[Figure dataset records]

------------------------------------------------------------

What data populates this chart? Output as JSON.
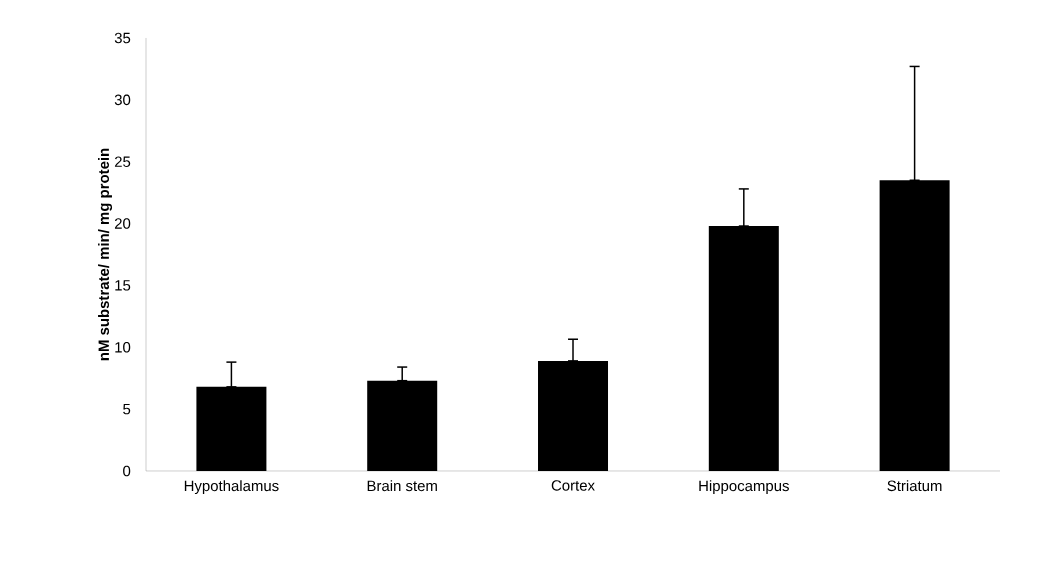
{
  "chart_data": {
    "type": "bar",
    "ylabel": "nM substrate/ min/ mg protein",
    "categories": [
      "Hypothalamus",
      "Brain stem",
      "Cortex",
      "Hippocampus",
      "Striatum"
    ],
    "values": [
      6.8,
      7.3,
      8.9,
      19.8,
      23.5
    ],
    "errors": [
      [
        6.8,
        8.8
      ],
      [
        7.3,
        8.4
      ],
      [
        8.9,
        10.65
      ],
      [
        19.8,
        22.8
      ],
      [
        23.5,
        32.7
      ]
    ],
    "color": "#000000",
    "ylim": [
      0,
      35
    ],
    "yticks": [
      0,
      5,
      10,
      15,
      20,
      25,
      30,
      35
    ],
    "grid": false
  }
}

------------------------------------------------------------

- _AIM OF THE TASK_: When copying the entries, drop the images and keep every line exact.

- _EXPECTED OUTPUT_:
What data populates this chart? Output as JSON.
{
  "chart_data": {
    "type": "bar",
    "ylabel": "nM substrate/ min/ mg protein",
    "categories": [
      "Hypothalamus",
      "Brain stem",
      "Cortex",
      "Hippocampus",
      "Striatum"
    ],
    "values": [
      6.8,
      7.3,
      8.9,
      19.8,
      23.5
    ],
    "errors": [
      [
        6.8,
        8.8
      ],
      [
        7.3,
        8.4
      ],
      [
        8.9,
        10.65
      ],
      [
        19.8,
        22.8
      ],
      [
        23.5,
        32.7
      ]
    ],
    "color": "#000000",
    "ylim": [
      0,
      35
    ],
    "yticks": [
      0,
      5,
      10,
      15,
      20,
      25,
      30,
      35
    ],
    "grid": false
  }
}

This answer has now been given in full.